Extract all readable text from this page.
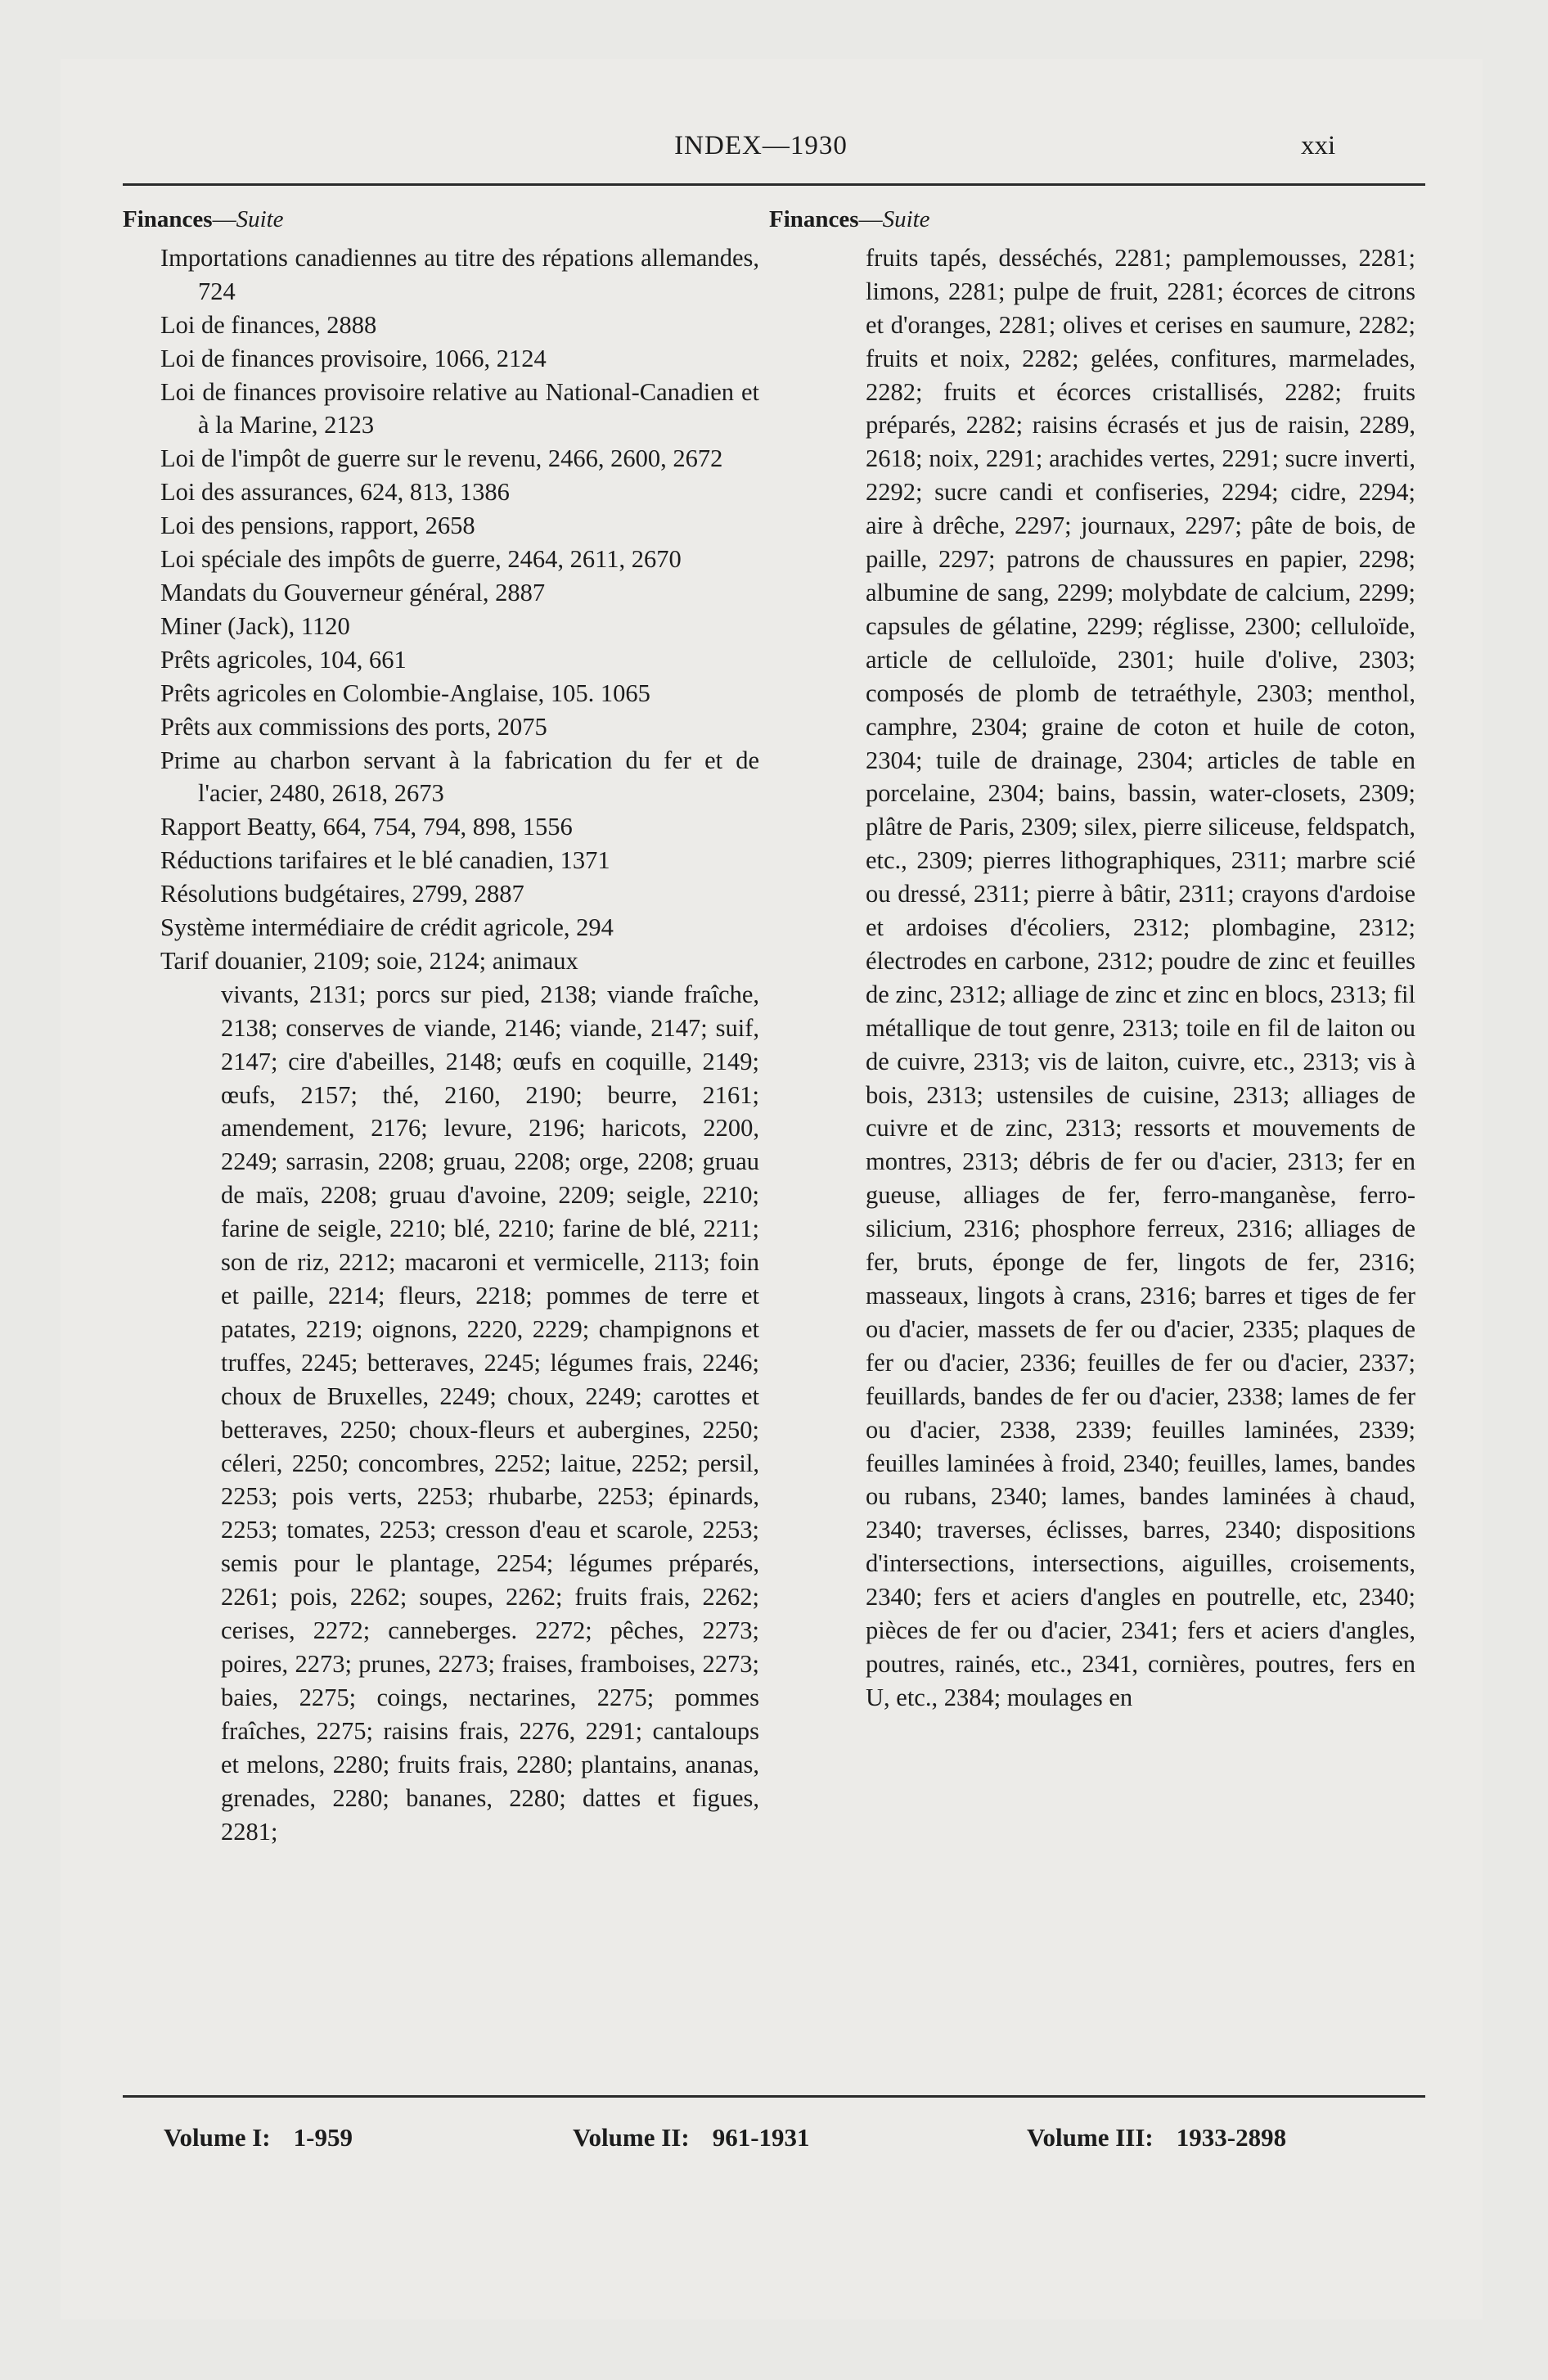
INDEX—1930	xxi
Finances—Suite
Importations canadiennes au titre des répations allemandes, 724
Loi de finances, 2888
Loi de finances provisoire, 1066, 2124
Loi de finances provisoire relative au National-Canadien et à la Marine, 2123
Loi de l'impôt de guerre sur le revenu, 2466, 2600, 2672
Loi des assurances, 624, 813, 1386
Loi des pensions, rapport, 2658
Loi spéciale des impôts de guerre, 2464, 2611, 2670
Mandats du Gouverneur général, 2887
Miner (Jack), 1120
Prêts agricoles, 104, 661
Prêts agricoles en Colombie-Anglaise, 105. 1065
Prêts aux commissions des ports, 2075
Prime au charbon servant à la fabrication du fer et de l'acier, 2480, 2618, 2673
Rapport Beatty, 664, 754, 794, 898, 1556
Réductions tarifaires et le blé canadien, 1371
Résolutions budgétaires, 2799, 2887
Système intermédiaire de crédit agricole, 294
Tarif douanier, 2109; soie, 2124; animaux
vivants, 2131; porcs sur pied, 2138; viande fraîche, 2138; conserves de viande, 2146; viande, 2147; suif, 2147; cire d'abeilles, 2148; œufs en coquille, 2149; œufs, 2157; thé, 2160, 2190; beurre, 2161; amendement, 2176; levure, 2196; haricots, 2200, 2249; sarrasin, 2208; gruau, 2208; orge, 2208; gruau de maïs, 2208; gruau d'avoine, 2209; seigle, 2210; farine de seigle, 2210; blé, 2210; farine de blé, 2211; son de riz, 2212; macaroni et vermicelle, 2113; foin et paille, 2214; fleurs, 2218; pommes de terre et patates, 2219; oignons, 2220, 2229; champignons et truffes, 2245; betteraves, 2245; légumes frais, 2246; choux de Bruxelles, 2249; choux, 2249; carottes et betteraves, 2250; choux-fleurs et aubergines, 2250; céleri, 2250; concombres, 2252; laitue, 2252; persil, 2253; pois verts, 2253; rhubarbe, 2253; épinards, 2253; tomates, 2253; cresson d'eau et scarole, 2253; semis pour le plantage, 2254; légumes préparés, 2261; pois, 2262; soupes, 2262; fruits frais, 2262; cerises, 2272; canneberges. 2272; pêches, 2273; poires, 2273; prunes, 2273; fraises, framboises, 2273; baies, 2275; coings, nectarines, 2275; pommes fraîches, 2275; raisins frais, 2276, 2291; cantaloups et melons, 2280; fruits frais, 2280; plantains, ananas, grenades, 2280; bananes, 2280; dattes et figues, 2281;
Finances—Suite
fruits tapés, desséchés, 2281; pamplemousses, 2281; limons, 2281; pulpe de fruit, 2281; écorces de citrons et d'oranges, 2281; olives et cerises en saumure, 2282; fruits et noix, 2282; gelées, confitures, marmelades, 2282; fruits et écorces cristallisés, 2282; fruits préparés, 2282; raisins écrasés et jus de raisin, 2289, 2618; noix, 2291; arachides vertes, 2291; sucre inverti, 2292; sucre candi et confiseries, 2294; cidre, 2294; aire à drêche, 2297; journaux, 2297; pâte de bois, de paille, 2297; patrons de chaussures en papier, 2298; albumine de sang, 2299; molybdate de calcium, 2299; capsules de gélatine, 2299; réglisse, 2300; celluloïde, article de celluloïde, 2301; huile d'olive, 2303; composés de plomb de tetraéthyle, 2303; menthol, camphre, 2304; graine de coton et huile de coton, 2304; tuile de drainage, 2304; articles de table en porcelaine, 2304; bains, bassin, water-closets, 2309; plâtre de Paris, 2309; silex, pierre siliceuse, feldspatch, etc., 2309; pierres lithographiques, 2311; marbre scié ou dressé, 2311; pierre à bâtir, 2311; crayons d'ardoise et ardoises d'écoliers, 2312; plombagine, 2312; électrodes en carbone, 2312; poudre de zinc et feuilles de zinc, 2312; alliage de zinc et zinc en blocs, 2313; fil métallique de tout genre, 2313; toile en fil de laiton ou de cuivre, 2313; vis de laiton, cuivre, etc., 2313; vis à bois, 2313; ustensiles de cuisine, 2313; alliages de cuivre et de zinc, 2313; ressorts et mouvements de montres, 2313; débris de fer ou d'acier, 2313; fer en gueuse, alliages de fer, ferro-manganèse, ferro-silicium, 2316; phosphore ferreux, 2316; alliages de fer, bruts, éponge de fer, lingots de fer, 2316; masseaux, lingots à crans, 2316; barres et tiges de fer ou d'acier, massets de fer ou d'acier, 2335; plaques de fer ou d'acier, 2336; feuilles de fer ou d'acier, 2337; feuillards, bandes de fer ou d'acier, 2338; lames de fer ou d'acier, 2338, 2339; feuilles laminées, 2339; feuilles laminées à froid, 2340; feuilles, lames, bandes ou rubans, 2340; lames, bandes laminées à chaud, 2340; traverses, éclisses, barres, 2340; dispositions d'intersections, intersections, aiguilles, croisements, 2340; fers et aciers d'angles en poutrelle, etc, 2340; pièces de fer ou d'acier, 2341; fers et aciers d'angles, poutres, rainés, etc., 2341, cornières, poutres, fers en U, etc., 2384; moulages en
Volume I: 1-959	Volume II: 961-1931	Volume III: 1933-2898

__Your task__. Transcribe the records above exactly as they appear, leaving out any pictures.

__Result for this exercise__.
Extract all readable text from this page.
INDEX—1930	xxi
Finances—Suite
Importations canadiennes au titre des répations allemandes, 724
Loi de finances, 2888
Loi de finances provisoire, 1066, 2124
Loi de finances provisoire relative au National-Canadien et à la Marine, 2123
Loi de l'impôt de guerre sur le revenu, 2466, 2600, 2672
Loi des assurances, 624, 813, 1386
Loi des pensions, rapport, 2658
Loi spéciale des impôts de guerre, 2464, 2611, 2670
Mandats du Gouverneur général, 2887
Miner (Jack), 1120
Prêts agricoles, 104, 661
Prêts agricoles en Colombie-Anglaise, 105. 1065
Prêts aux commissions des ports, 2075
Prime au charbon servant à la fabrication du fer et de l'acier, 2480, 2618, 2673
Rapport Beatty, 664, 754, 794, 898, 1556
Réductions tarifaires et le blé canadien, 1371
Résolutions budgétaires, 2799, 2887
Système intermédiaire de crédit agricole, 294
Tarif douanier, 2109; soie, 2124; animaux
vivants, 2131; porcs sur pied, 2138; viande fraîche, 2138; conserves de viande, 2146; viande, 2147; suif, 2147; cire d'abeilles, 2148; œufs en coquille, 2149; œufs, 2157; thé, 2160, 2190; beurre, 2161; amendement, 2176; levure, 2196; haricots, 2200, 2249; sarrasin, 2208; gruau, 2208; orge, 2208; gruau de maïs, 2208; gruau d'avoine, 2209; seigle, 2210; farine de seigle, 2210; blé, 2210; farine de blé, 2211; son de riz, 2212; macaroni et vermicelle, 2113; foin et paille, 2214; fleurs, 2218; pommes de terre et patates, 2219; oignons, 2220, 2229; champignons et truffes, 2245; betteraves, 2245; légumes frais, 2246; choux de Bruxelles, 2249; choux, 2249; carottes et betteraves, 2250; choux-fleurs et aubergines, 2250; céleri, 2250; concombres, 2252; laitue, 2252; persil, 2253; pois verts, 2253; rhubarbe, 2253; épinards, 2253; tomates, 2253; cresson d'eau et scarole, 2253; semis pour le plantage, 2254; légumes préparés, 2261; pois, 2262; soupes, 2262; fruits frais, 2262; cerises, 2272; canneberges. 2272; pêches, 2273; poires, 2273; prunes, 2273; fraises, framboises, 2273; baies, 2275; coings, nectarines, 2275; pommes fraîches, 2275; raisins frais, 2276, 2291; cantaloups et melons, 2280; fruits frais, 2280; plantains, ananas, grenades, 2280; bananes, 2280; dattes et figues, 2281;
Finances—Suite
fruits tapés, desséchés, 2281; pamplemousses, 2281; limons, 2281; pulpe de fruit, 2281; écorces de citrons et d'oranges, 2281; olives et cerises en saumure, 2282; fruits et noix, 2282; gelées, confitures, marmelades, 2282; fruits et écorces cristallisés, 2282; fruits préparés, 2282; raisins écrasés et jus de raisin, 2289, 2618; noix, 2291; arachides vertes, 2291; sucre inverti, 2292; sucre candi et confiseries, 2294; cidre, 2294; aire à drêche, 2297; journaux, 2297; pâte de bois, de paille, 2297; patrons de chaussures en papier, 2298; albumine de sang, 2299; molybdate de calcium, 2299; capsules de gélatine, 2299; réglisse, 2300; celluloïde, article de celluloïde, 2301; huile d'olive, 2303; composés de plomb de tetraéthyle, 2303; menthol, camphre, 2304; graine de coton et huile de coton, 2304; tuile de drainage, 2304; articles de table en porcelaine, 2304; bains, bassin, water-closets, 2309; plâtre de Paris, 2309; silex, pierre siliceuse, feldspatch, etc., 2309; pierres lithographiques, 2311; marbre scié ou dressé, 2311; pierre à bâtir, 2311; crayons d'ardoise et ardoises d'écoliers, 2312; plombagine, 2312; électrodes en carbone, 2312; poudre de zinc et feuilles de zinc, 2312; alliage de zinc et zinc en blocs, 2313; fil métallique de tout genre, 2313; toile en fil de laiton ou de cuivre, 2313; vis de laiton, cuivre, etc., 2313; vis à bois, 2313; ustensiles de cuisine, 2313; alliages de cuivre et de zinc, 2313; ressorts et mouvements de montres, 2313; débris de fer ou d'acier, 2313; fer en gueuse, alliages de fer, ferro-manganèse, ferro-silicium, 2316; phosphore ferreux, 2316; alliages de fer, bruts, éponge de fer, lingots de fer, 2316; masseaux, lingots à crans, 2316; barres et tiges de fer ou d'acier, massets de fer ou d'acier, 2335; plaques de fer ou d'acier, 2336; feuilles de fer ou d'acier, 2337; feuillards, bandes de fer ou d'acier, 2338; lames de fer ou d'acier, 2338, 2339; feuilles laminées, 2339; feuilles laminées à froid, 2340; feuilles, lames, bandes ou rubans, 2340; lames, bandes laminées à chaud, 2340; traverses, éclisses, barres, 2340; dispositions d'intersections, intersections, aiguilles, croisements, 2340; fers et aciers d'angles en poutrelle, etc, 2340; pièces de fer ou d'acier, 2341; fers et aciers d'angles, poutres, rainés, etc., 2341, cornières, poutres, fers en U, etc., 2384; moulages en
Volume I: 1-959	Volume II: 961-1931	Volume III: 1933-2898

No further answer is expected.